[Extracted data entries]
_ _ _ _ _ _ _

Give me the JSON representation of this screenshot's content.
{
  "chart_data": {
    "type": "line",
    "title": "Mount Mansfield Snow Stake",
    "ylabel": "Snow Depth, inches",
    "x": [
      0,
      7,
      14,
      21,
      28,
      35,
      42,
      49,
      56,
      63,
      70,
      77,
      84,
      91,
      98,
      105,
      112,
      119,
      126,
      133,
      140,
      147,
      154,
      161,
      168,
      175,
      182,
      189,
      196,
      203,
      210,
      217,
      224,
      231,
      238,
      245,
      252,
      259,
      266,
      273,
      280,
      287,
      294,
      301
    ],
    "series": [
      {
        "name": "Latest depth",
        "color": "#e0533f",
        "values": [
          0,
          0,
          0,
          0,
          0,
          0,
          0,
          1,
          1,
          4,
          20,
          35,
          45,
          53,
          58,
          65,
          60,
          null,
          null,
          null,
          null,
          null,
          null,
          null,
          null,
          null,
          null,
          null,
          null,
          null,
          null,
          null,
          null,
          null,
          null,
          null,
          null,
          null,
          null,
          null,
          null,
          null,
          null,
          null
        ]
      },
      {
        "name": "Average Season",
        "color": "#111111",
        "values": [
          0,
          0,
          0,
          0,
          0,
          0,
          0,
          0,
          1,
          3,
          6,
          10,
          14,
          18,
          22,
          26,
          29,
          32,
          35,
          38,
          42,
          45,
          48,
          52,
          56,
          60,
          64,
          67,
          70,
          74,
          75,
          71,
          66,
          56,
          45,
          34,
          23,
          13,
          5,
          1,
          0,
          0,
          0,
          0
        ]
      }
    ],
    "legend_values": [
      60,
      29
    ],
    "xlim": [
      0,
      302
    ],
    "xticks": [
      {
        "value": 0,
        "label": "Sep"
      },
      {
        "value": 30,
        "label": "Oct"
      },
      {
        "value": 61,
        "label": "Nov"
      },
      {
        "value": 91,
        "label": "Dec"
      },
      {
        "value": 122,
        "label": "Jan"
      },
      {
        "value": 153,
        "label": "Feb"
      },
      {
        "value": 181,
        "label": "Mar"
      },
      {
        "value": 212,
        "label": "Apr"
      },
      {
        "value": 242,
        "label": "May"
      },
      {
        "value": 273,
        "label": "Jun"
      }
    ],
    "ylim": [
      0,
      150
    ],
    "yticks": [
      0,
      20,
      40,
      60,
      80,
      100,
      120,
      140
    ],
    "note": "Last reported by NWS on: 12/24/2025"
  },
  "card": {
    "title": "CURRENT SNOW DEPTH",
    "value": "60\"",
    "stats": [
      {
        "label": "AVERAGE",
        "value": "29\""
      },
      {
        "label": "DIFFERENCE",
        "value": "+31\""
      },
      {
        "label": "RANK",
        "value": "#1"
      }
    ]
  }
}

_ _ _ _ _ _ _

§ Instructions to follow: Look through the data above. Each line containing the word "title" needs to be copied.

§ Task response:
    "title": "Mount Mansfield Snow Stake",
    "title": "CURRENT SNOW DEPTH",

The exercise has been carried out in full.